E uma terceira vertente, completando meu raciocínio, é a de Gilberto Freyre [1900- 1987], que via no homem cordial uma resposta da ideia do medo da democracia racial no Brasil.

Então são três vertentes ou desaguadouros da noção de homem cordial: o pacifismo — a integração latino-americana —, o compadrio — a invasão dos interesses privados na esfera pública de poder — e o mito da democracia racial.

Mas esse conceito de homem cordial seria algo forjado pelas nossas classes dominantes, por sua vez, subalternas as classes dominantes da Europa e, por último, dos Estados Unidos?

Cavalcanti: “É possível localizar esse homem cordial aqui, infelizmente”. Foto Pablo de Luca

Cavalcanti – Até onde eu vejo, o Sérgio Buarque usa uma perspectiva analítica baseada em Max Weber [Alemanha, 1864-1920]. O homem cordial é um tipo ideal… Ele diz que o homem cordial é uma abstração, que ajuda a pensar as relações reais, ou seja, o homem cordial não é exatamente um homem concreto, no sentido de que se possa limitá-lo à experiência individual. Apesar de que, na experiência individual, na observação direta das relações sociais, você vê os traços dessa tipologia, dessa concepção abstrata da cordialidade.

Rachel Rocha – Eu estava aqui pensando naquela definição do Moreno Brandão sobre o ser alagoano. No rastro dessa história de identidade, vamos pensar se existe uma identidade alagoana, se ela está em construção, se ela existe de verdade, se ela existiu um dia.

O historiador Moreno Brandão, em 1909, lança um livro chamado “História de Alagoas”, e ele cria um conceito do caráter do alagoano, que hoje a gente poderia traduzir, facilmente, como um conceito de identidade. Ele diz assim: “O alagoano é um ser taciturno, algo desconfiado, sem a franqueza rude dos demais provincianos; detesta fanfarronadas e não tem avidez de glórias”.

▶ [Tarefa curta]:
Retome o trecho sobre o homem cordial e a identidade alagoana e continue a escrita logo depois da última frase dele.

▶ [Entradas]:
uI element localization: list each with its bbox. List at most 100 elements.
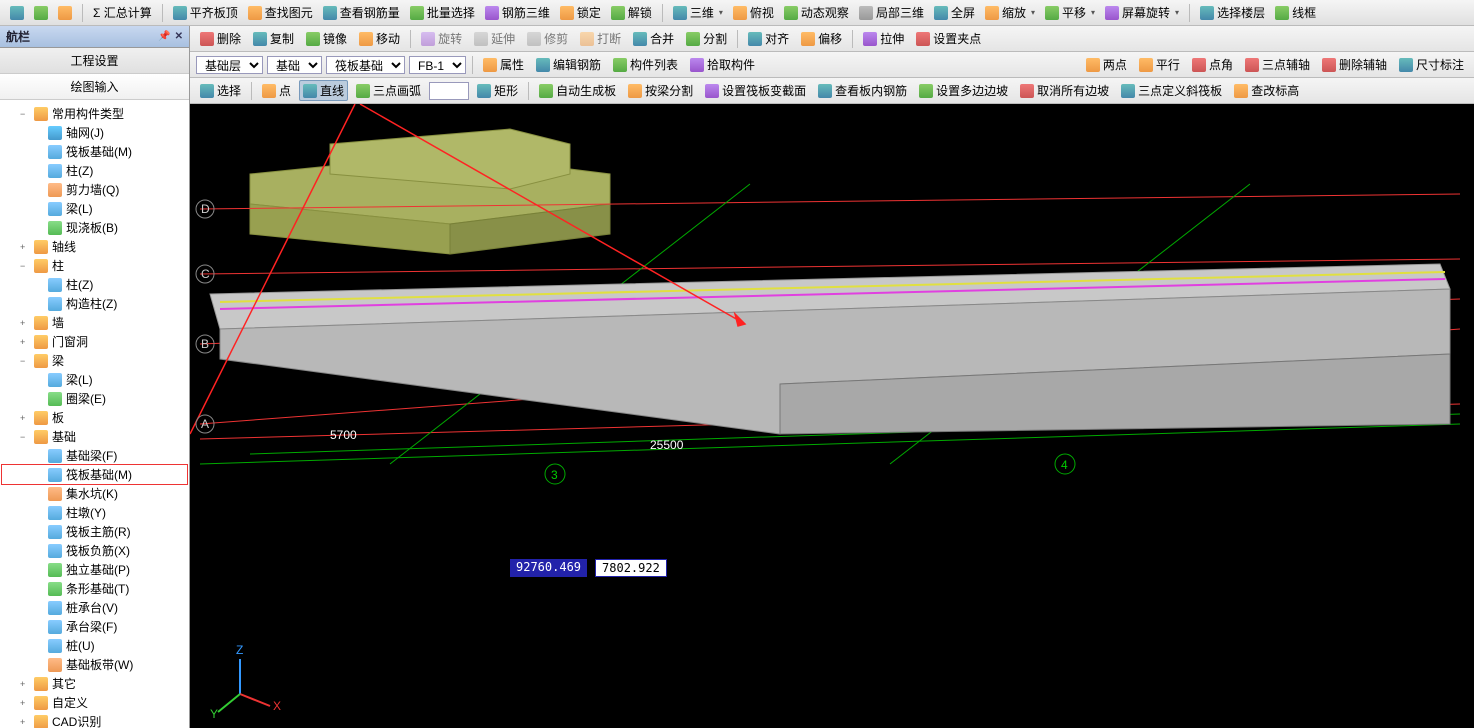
arc-tool-button[interactable]: 三点画弧 [352,80,425,101]
viewport-3d[interactable]: A B C D 3 4 5700 25500 Z X Y [190,104,1474,728]
tree-item[interactable]: 柱(Z) [2,161,187,180]
subtype-select[interactable]: 筏板基础 [326,56,405,74]
tree-item[interactable]: 基础板带(W) [2,655,187,674]
view-3d-button[interactable]: 三维 [669,2,727,23]
tree-item[interactable]: −常用构件类型 [2,104,187,123]
edit-button[interactable]: 拉伸 [859,28,908,49]
tree-item[interactable]: 梁(L) [2,199,187,218]
wireframe-button[interactable]: 线框 [1271,2,1320,23]
tree-item[interactable]: −基础 [2,427,187,446]
point-tool-button[interactable]: 点 [258,80,295,101]
category-select[interactable]: 基础 [267,56,322,74]
edit-elevation-button[interactable]: 查改标高 [1230,80,1303,101]
tree-item[interactable]: 独立基础(P) [2,560,187,579]
tree-item[interactable]: 剪力墙(Q) [2,180,187,199]
tree-item[interactable]: 筏板负筋(X) [2,541,187,560]
view-slab-rebar-button[interactable]: 查看板内钢筋 [814,80,911,101]
tree-item[interactable]: +自定义 [2,693,187,712]
dimension-button[interactable]: 尺寸标注 [1395,54,1468,75]
tree-item[interactable]: 轴网(J) [2,123,187,142]
component-tree[interactable]: −常用构件类型轴网(J)筏板基础(M)柱(Z)剪力墙(Q)梁(L)现浇板(B)+… [0,100,189,728]
top-view-button[interactable]: 俯视 [729,2,778,23]
tree-item[interactable]: +门窗洞 [2,332,187,351]
delete-axis-button[interactable]: 删除辅轴 [1318,54,1391,75]
rect-tool-button[interactable]: 矩形 [473,80,522,101]
tree-item[interactable]: +墙 [2,313,187,332]
edit-button[interactable]: 旋转 [417,28,466,49]
toolbar-button[interactable] [6,4,28,22]
three-point-axis-button[interactable]: 三点辅轴 [1241,54,1314,75]
tree-item[interactable]: 桩承台(V) [2,598,187,617]
edit-button[interactable]: 合并 [629,28,678,49]
edit-button[interactable]: 对齐 [744,28,793,49]
tab-drawing-input[interactable]: 绘图输入 [0,74,189,100]
tree-item[interactable]: 筏板主筋(R) [2,522,187,541]
split-by-beam-button[interactable]: 按梁分割 [624,80,697,101]
tree-item[interactable]: 筏板基础(M) [2,465,187,484]
select-tool-button[interactable]: 选择 [196,80,245,101]
tree-item[interactable]: 筏板基础(M) [2,142,187,161]
component-list-button[interactable]: 构件列表 [609,54,682,75]
multi-slope-button[interactable]: 设置多边边坡 [915,80,1012,101]
rebar-3d-button[interactable]: 钢筋三维 [481,2,554,23]
parallel-button[interactable]: 平行 [1135,54,1184,75]
pin-icon[interactable]: 📌 [158,31,170,42]
toolbar-button[interactable] [30,4,52,22]
tree-item[interactable]: 构造柱(Z) [2,294,187,313]
tree-item[interactable]: +CAD识别 [2,712,187,728]
edit-button[interactable]: 镜像 [302,28,351,49]
fullscreen-button[interactable]: 全屏 [930,2,979,23]
zoom-button[interactable]: 缩放 [981,2,1039,23]
three-point-raft-button[interactable]: 三点定义斜筏板 [1117,80,1226,101]
draw-input[interactable] [429,82,469,100]
tree-item[interactable]: 承台梁(F) [2,617,187,636]
two-point-button[interactable]: 两点 [1082,54,1131,75]
screen-rotate-button[interactable]: 屏幕旋转 [1101,2,1183,23]
edit-button[interactable]: 偏移 [797,28,846,49]
tab-project-settings[interactable]: 工程设置 [0,48,189,74]
edit-button[interactable]: 移动 [355,28,404,49]
edit-button[interactable]: 打断 [576,28,625,49]
tree-item[interactable]: +轴线 [2,237,187,256]
tree-item[interactable]: −梁 [2,351,187,370]
lock-button[interactable]: 锁定 [556,2,605,23]
view-rebar-button[interactable]: 查看钢筋量 [319,2,404,23]
pick-component-button[interactable]: 拾取构件 [686,54,759,75]
tree-item[interactable]: 柱(Z) [2,275,187,294]
local-3d-button[interactable]: 局部三维 [855,2,928,23]
tree-item[interactable]: +板 [2,408,187,427]
edit-button[interactable]: 分割 [682,28,731,49]
instance-select[interactable]: FB-1 [409,56,466,74]
point-angle-button[interactable]: 点角 [1188,54,1237,75]
edit-rebar-button[interactable]: 编辑钢筋 [532,54,605,75]
tree-item[interactable]: 圈梁(E) [2,389,187,408]
edit-button[interactable]: 延伸 [470,28,519,49]
floor-select[interactable]: 基础层 [196,56,263,74]
find-element-button[interactable]: 查找图元 [244,2,317,23]
align-top-button[interactable]: 平齐板顶 [169,2,242,23]
pan-button[interactable]: 平移 [1041,2,1099,23]
toolbar-button[interactable] [54,4,76,22]
tree-item[interactable]: +其它 [2,674,187,693]
tree-item[interactable]: −柱 [2,256,187,275]
auto-slab-button[interactable]: 自动生成板 [535,80,620,101]
batch-select-button[interactable]: 批量选择 [406,2,479,23]
select-floor-button[interactable]: 选择楼层 [1196,2,1269,23]
edit-button[interactable]: 删除 [196,28,245,49]
properties-button[interactable]: 属性 [479,54,528,75]
unlock-button[interactable]: 解锁 [607,2,656,23]
tree-item[interactable]: 桩(U) [2,636,187,655]
cancel-slope-button[interactable]: 取消所有边坡 [1016,80,1113,101]
edit-button[interactable]: 设置夹点 [912,28,985,49]
tree-item[interactable]: 柱墩(Y) [2,503,187,522]
tree-item[interactable]: 现浇板(B) [2,218,187,237]
tree-item[interactable]: 条形基础(T) [2,579,187,598]
tree-item[interactable]: 基础梁(F) [2,446,187,465]
edit-button[interactable]: 复制 [249,28,298,49]
tree-item[interactable]: 集水坑(K) [2,484,187,503]
sum-calc-button[interactable]: Σ 汇总计算 [89,2,156,23]
tree-item[interactable]: 梁(L) [2,370,187,389]
orbit-button[interactable]: 动态观察 [780,2,853,23]
edit-button[interactable]: 修剪 [523,28,572,49]
close-icon[interactable]: ✕ [175,31,183,42]
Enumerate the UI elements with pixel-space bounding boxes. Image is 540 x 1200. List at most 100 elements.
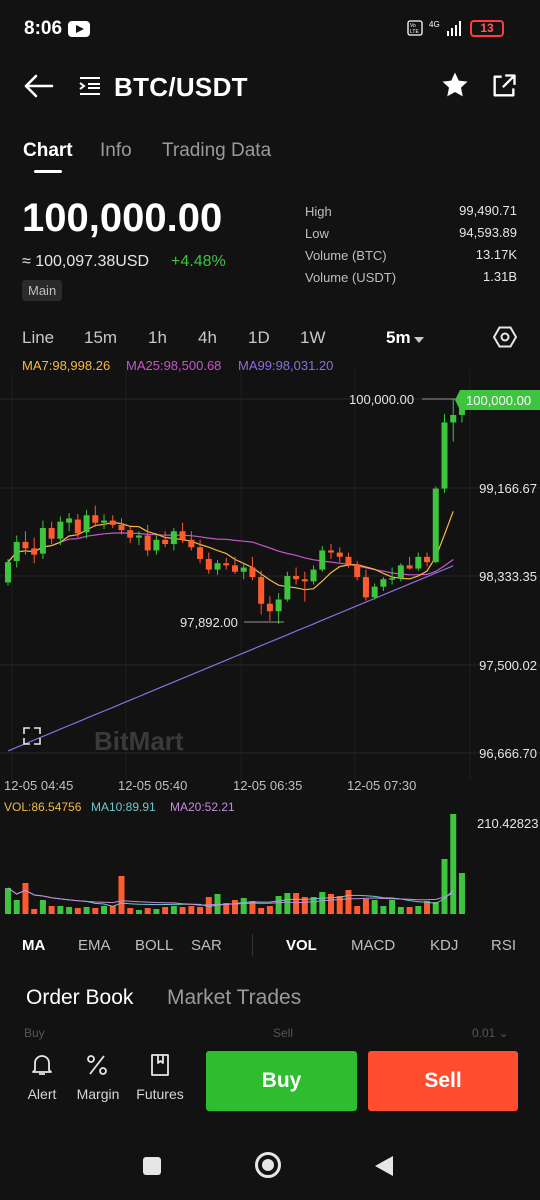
tab-info[interactable]: Info	[100, 140, 132, 162]
candle-body-49	[432, 488, 439, 563]
tab-trading-data[interactable]: Trading Data	[162, 140, 271, 162]
pair-list-icon[interactable]	[78, 74, 102, 98]
stat-label-vol-usdt: Volume (USDT)	[305, 270, 397, 285]
x-tick-2: 12-05 06:35	[233, 778, 303, 793]
stat-value-vol-btc: 13.17K	[475, 247, 517, 262]
indicator-ema[interactable]: EMA	[78, 937, 111, 954]
volume-bar-38	[336, 896, 343, 914]
orderbook-precision[interactable]: 0.01 ⌄	[472, 1026, 509, 1040]
candle-body-44	[389, 578, 396, 580]
candle-body-17	[153, 539, 160, 551]
indicator-boll[interactable]: BOLL	[135, 937, 173, 954]
svg-text:LTE: LTE	[410, 29, 419, 35]
chart-settings-icon[interactable]	[493, 325, 517, 349]
volume-bar-7	[66, 907, 73, 914]
volume-bar-30	[266, 906, 273, 914]
candle-body-20	[179, 531, 186, 540]
volume-bar-22	[197, 907, 204, 914]
orderbook-sell-header: Sell	[273, 1026, 294, 1040]
tab-market-trades[interactable]: Market Trades	[167, 986, 301, 1010]
indicator-kdj[interactable]: KDJ	[430, 937, 458, 954]
alert-label[interactable]: Alert	[20, 1086, 64, 1102]
volume-bar-10	[92, 908, 99, 914]
interval-selected-5m[interactable]: 5m	[386, 328, 411, 348]
nav-home-icon[interactable]	[255, 1152, 281, 1178]
indicator-rsi[interactable]: RSI	[491, 937, 516, 954]
indicator-sar[interactable]: SAR	[191, 937, 222, 954]
candlestick-chart[interactable]: BitMart 99,166.67 98,333.35 97,500.02 96,66…	[0, 370, 540, 800]
candle-body-13	[118, 524, 125, 531]
tab-chart[interactable]: Chart	[23, 140, 73, 162]
candle-body-48	[424, 556, 431, 563]
candle-body-29	[258, 577, 265, 604]
battery-icon: 13	[470, 20, 504, 37]
candle-body-23	[205, 558, 212, 570]
volume-bar-21	[188, 906, 195, 914]
buy-button[interactable]: Buy	[206, 1051, 357, 1111]
nav-back-icon[interactable]	[375, 1156, 393, 1176]
candle-body-4	[39, 528, 46, 554]
share-external-icon[interactable]	[490, 72, 518, 100]
stat-label-high: High	[305, 204, 332, 219]
volume-bar-5	[48, 906, 55, 914]
favorite-star-icon[interactable]	[440, 70, 470, 100]
volume-bar-46	[406, 907, 413, 914]
margin-percent-icon[interactable]	[84, 1052, 110, 1078]
nav-recents-icon[interactable]	[143, 1157, 161, 1175]
candle-body-51	[450, 414, 457, 423]
volume-bar-6	[57, 906, 64, 914]
indicator-separator	[252, 934, 253, 956]
volume-bar-9	[83, 907, 90, 914]
candle-body-38	[336, 552, 343, 557]
main-badge: Main	[22, 280, 63, 301]
orderbook-buy-header: Buy	[24, 1026, 45, 1040]
candle-body-5	[48, 528, 55, 539]
volume-bar-41	[362, 899, 369, 914]
candle-body-18	[162, 539, 169, 545]
candle-body-0	[5, 562, 11, 583]
indicator-vol[interactable]: VOL	[286, 937, 317, 954]
interval-1w[interactable]: 1W	[300, 328, 326, 348]
candle-body-42	[371, 586, 378, 598]
usd-equivalent: ≈ 100,097.38USD	[22, 253, 150, 270]
interval-1h[interactable]: 1h	[148, 328, 167, 348]
pair-title[interactable]: BTC/USDT	[114, 72, 248, 103]
sell-button[interactable]: Sell	[368, 1051, 518, 1111]
y-tick-2: 97,500.02	[479, 658, 537, 673]
candle-body-9	[83, 515, 90, 533]
interval-dropdown-icon[interactable]	[414, 337, 424, 343]
margin-label[interactable]: Margin	[74, 1086, 122, 1102]
volume-bar-50	[441, 859, 448, 914]
candle-body-6	[57, 521, 64, 539]
interval-15m[interactable]: 15m	[84, 328, 117, 348]
volume-chart[interactable]: 210.42823	[0, 812, 540, 916]
indicator-macd[interactable]: MACD	[351, 937, 395, 954]
volume-bar-19	[170, 906, 177, 914]
futures-label[interactable]: Futures	[134, 1086, 186, 1102]
candle-body-15	[135, 535, 142, 538]
volume-bar-18	[162, 907, 169, 914]
volume-bar-45	[397, 907, 404, 914]
candle-body-47	[415, 556, 422, 569]
candle-body-8	[74, 519, 81, 534]
tab-order-book[interactable]: Order Book	[26, 986, 133, 1010]
stat-value-high: 99,490.71	[459, 203, 517, 218]
alert-bell-icon[interactable]	[29, 1052, 55, 1078]
futures-bookmark-icon[interactable]	[147, 1052, 173, 1078]
volume-bar-47	[415, 906, 422, 914]
volume-bar-3	[31, 909, 38, 914]
volume-bar-52	[458, 873, 465, 914]
stat-value-vol-usdt: 1.31B	[483, 269, 517, 284]
interval-4h[interactable]: 4h	[198, 328, 217, 348]
ma25-line	[7, 532, 454, 576]
volume-bar-43	[380, 906, 387, 914]
stat-label-vol-btc: Volume (BTC)	[305, 248, 387, 263]
volume-bar-13	[118, 876, 125, 914]
back-arrow-icon[interactable]	[22, 72, 56, 100]
volume-bar-32	[284, 893, 291, 914]
candle-body-1	[13, 541, 20, 562]
y-tick-1: 98,333.35	[479, 569, 537, 584]
indicator-ma[interactable]: MA	[22, 937, 45, 954]
interval-line[interactable]: Line	[22, 328, 54, 348]
interval-1d[interactable]: 1D	[248, 328, 270, 348]
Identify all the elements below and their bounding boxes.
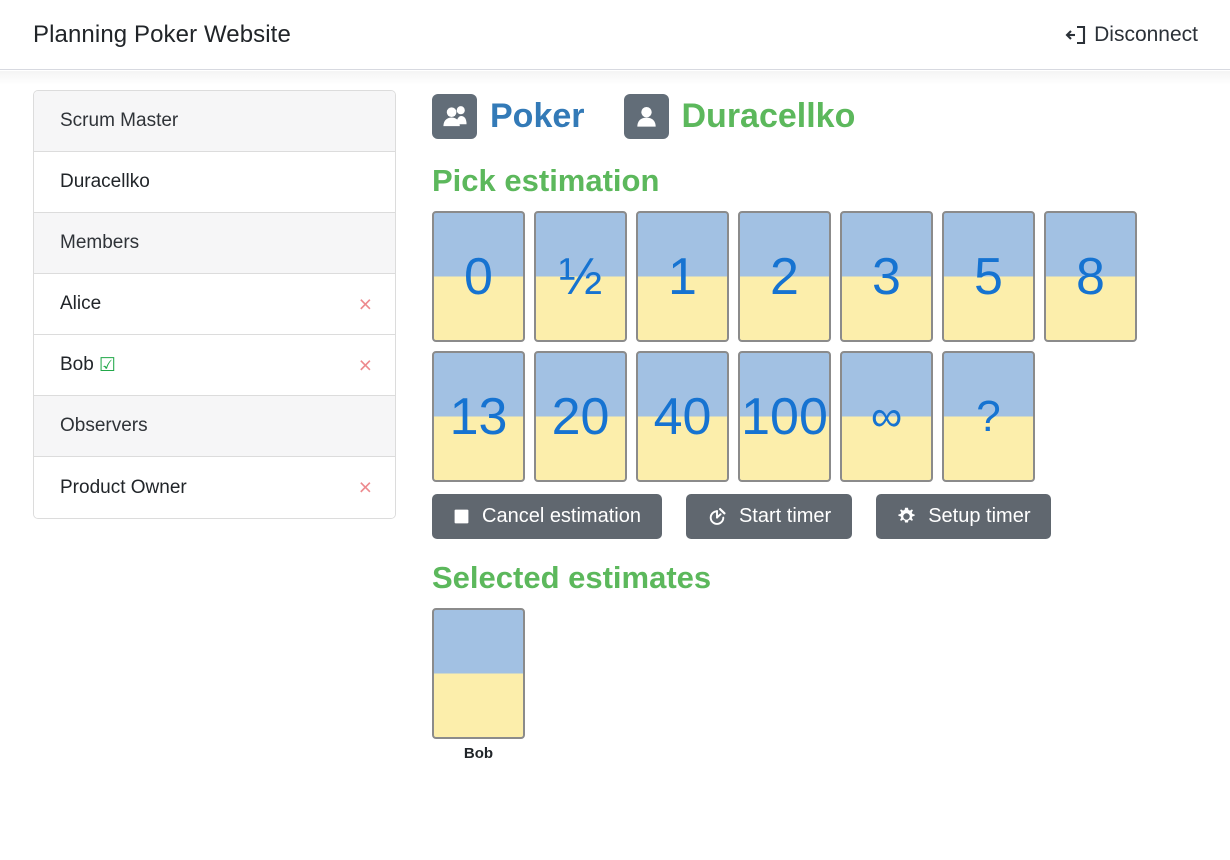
card-row: 0 ½ 1 2 3 5 8 <box>432 211 1202 343</box>
member-label: Scrum Master <box>60 110 179 131</box>
user-name: Duracellko <box>681 97 856 135</box>
estimation-card-value: ∞ <box>870 391 903 441</box>
estimation-card[interactable]: 5 <box>942 211 1035 343</box>
start-timer-button[interactable]: Start timer <box>685 494 853 540</box>
stopwatch-icon <box>707 507 727 527</box>
setup-timer-label: Setup timer <box>928 505 1031 528</box>
card-row: 13 20 40 100 ∞? <box>432 351 1202 483</box>
cancel-estimation-button[interactable]: Cancel estimation <box>432 494 662 540</box>
member-label: Bob <box>60 354 94 375</box>
member-label: Product Owner <box>60 476 187 498</box>
estimation-card[interactable]: ? <box>942 351 1035 483</box>
voted-check-icon: ☑ <box>98 354 116 376</box>
start-timer-label: Start timer <box>738 505 832 528</box>
remove-member-icon[interactable]: × <box>357 353 374 377</box>
estimation-card[interactable]: 3 <box>840 211 933 343</box>
team-name: Poker <box>490 97 585 135</box>
members-sidebar: Scrum Master Duracellko Members Alice × Bob ☑ ×… <box>33 90 396 519</box>
estimation-card[interactable]: 20 <box>534 351 627 483</box>
estimation-card-value: 2 <box>770 247 799 306</box>
estimation-card-value: 1 <box>668 247 697 306</box>
estimation-card-value: 3 <box>872 247 901 306</box>
selected-estimate-card <box>432 608 525 740</box>
estimation-card-value: 5 <box>974 247 1003 306</box>
gear-icon <box>897 507 916 526</box>
member-label: Observers <box>60 415 148 436</box>
selected-estimates-heading: Selected estimates <box>432 560 712 596</box>
session-title-row: Poker Duracellko <box>432 90 1202 142</box>
member-name: Alice <box>60 293 101 315</box>
member-name: Bob ☑ <box>60 354 116 376</box>
estimation-card[interactable]: 2 <box>738 211 831 343</box>
member-label: Duracellko <box>60 171 150 192</box>
remove-member-icon[interactable]: × <box>357 292 374 316</box>
remove-member-icon[interactable]: × <box>357 476 374 499</box>
stop-square-icon <box>453 508 470 525</box>
setup-timer-button[interactable]: Setup timer <box>876 494 1052 540</box>
estimation-card[interactable]: 100 <box>738 351 831 483</box>
disconnect-button[interactable]: Disconnect <box>1065 23 1198 47</box>
member-row[interactable]: Duracellko <box>34 152 395 213</box>
estimation-card-value: 8 <box>1076 247 1105 306</box>
user-icon <box>623 93 669 139</box>
members-section-header: Scrum Master <box>34 91 395 152</box>
member-name: Product Owner <box>60 477 187 499</box>
member-label: Members <box>60 232 140 253</box>
estimation-card[interactable]: ∞ <box>840 351 933 483</box>
header-shadow <box>0 71 1230 85</box>
cancel-estimation-label: Cancel estimation <box>482 505 641 528</box>
disconnect-label: Disconnect <box>1094 22 1198 46</box>
estimation-card-value: 20 <box>551 387 610 446</box>
member-row[interactable]: Alice × <box>34 274 395 335</box>
estimation-card[interactable]: ½ <box>534 211 627 343</box>
selected-estimate-item: Bob <box>432 608 525 762</box>
main-panel: Poker Duracellko Pick estimation 0 ½ 1 2 3 5 8… <box>432 90 1202 762</box>
member-name: Members <box>60 232 139 254</box>
estimation-card[interactable]: 8 <box>1044 211 1137 343</box>
sign-out-icon <box>1065 24 1087 46</box>
member-name: Observers <box>60 415 148 437</box>
member-row[interactable]: Bob ☑ × <box>34 335 395 396</box>
action-button-row: Cancel estimation Start timer Setup time… <box>432 494 1202 540</box>
estimation-card-value: 100 <box>741 387 828 446</box>
selected-estimate-name: Bob <box>463 745 494 763</box>
member-label: Alice <box>60 293 102 314</box>
estimation-card[interactable]: 40 <box>636 351 729 483</box>
estimation-card[interactable]: 0 <box>432 211 525 343</box>
estimation-card-value: 13 <box>449 387 508 446</box>
estimation-card[interactable]: 13 <box>432 351 525 483</box>
estimation-card-grid: 0 ½ 1 2 3 5 8 13 20 40 100 ∞? <box>432 211 1202 483</box>
member-row[interactable]: Product Owner × <box>34 457 395 518</box>
app-header: Planning Poker Website Disconnect <box>0 0 1230 70</box>
estimation-card[interactable]: 1 <box>636 211 729 343</box>
estimation-card-value: ? <box>976 391 1001 441</box>
member-name: Duracellko <box>60 171 150 193</box>
estimation-card-value: 0 <box>464 247 493 306</box>
pick-estimation-heading: Pick estimation <box>432 163 660 198</box>
estimation-card-value: ½ <box>558 247 603 306</box>
members-section-header: Observers <box>34 396 395 457</box>
users-group-icon <box>432 93 477 139</box>
estimation-card-value: 40 <box>653 387 712 446</box>
members-section-header: Members <box>34 213 395 274</box>
page-title: Planning Poker Website <box>33 20 291 48</box>
member-name: Scrum Master <box>60 110 178 132</box>
selected-estimates-list: Bob <box>432 608 1202 762</box>
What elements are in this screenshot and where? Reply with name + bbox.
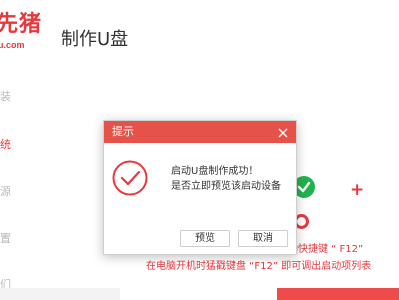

▶ [Resposta do exercício]:
Bastante humilde, não é?

Rachel – Tem muitas coisas nessa definição. Talvez algumas coisas aproximem, reforcem a ideia da cordialidade e outras até coloquem pontos de interrogação sobre isso.

Eu estou falando no conceito de Moreno Brandão porque, talvez, seja o primeiro conceito — e acho que o único, assim, tão explícito sobre o que seria esse ser alagoano que a gente tem no século 20, e que, por muitas razões, continua muito atual em algumas de suas afirmativas. E aí a gente poderia pensar um pouco sobre esse conceito e fazer algum link dele com o homem cordial…

O alagoano é, ainda, um ser taciturno?

Rachel – Olha, eu não sei se é taciturno, mas acho que ele, ainda, faz muita questão de ser visto como alguém que detesta essas fanfarronadas, e que não está nem aí mesmo para essa ideia da avidez de glória.

Quando a gente pensa que Moreno Brandão construiu esse conceito no começo do século 20, em 1909, ele já devia vir amadurecendo essa questão, no final do século 19 ao começo do século 20.

Talvez ele tivesse, ainda, muito impactado pelo movimento separatista pernambucano, que deu origem a nossa independência, ao nosso desvinculamento da Capitania de Pernambuco e aí, como a gente foi muito taxada — e há uma polêmica na historiografia mesmo sobre isso — de ter sido contrária a esse movimento, de termos sido colaboradores da Coroa Portuguesa, ou de termos, em outras palavras, traído os pernambucanos, quando a gente observa o tipo, vamos dizer, comportamental de um alagoano ou de um pernambucano é muito comum você ver o pessoal de Pernambuco, particularmente o de Recife, ser muito altivo, e muito convencido e muito orgulhoso, grandiloquente e épico e tudo mais, em suas referências.

Enquanto que, aqui, a gente parece não dar muito valor para isso, quer dizer, nós nunca vamos encontrar uns aos outros vestidos com aquela camisa da bandeira de Alagoas, mas a gente vê pernambucanos adoidados com isso. É muito fácil reconhecer o pernambucano porque eles são cívicos.

Então, quando essa parte do conceito de Brandão, em que diz que não temos avidez de glória, talvez ele estivesse muito marcado por essa impressão.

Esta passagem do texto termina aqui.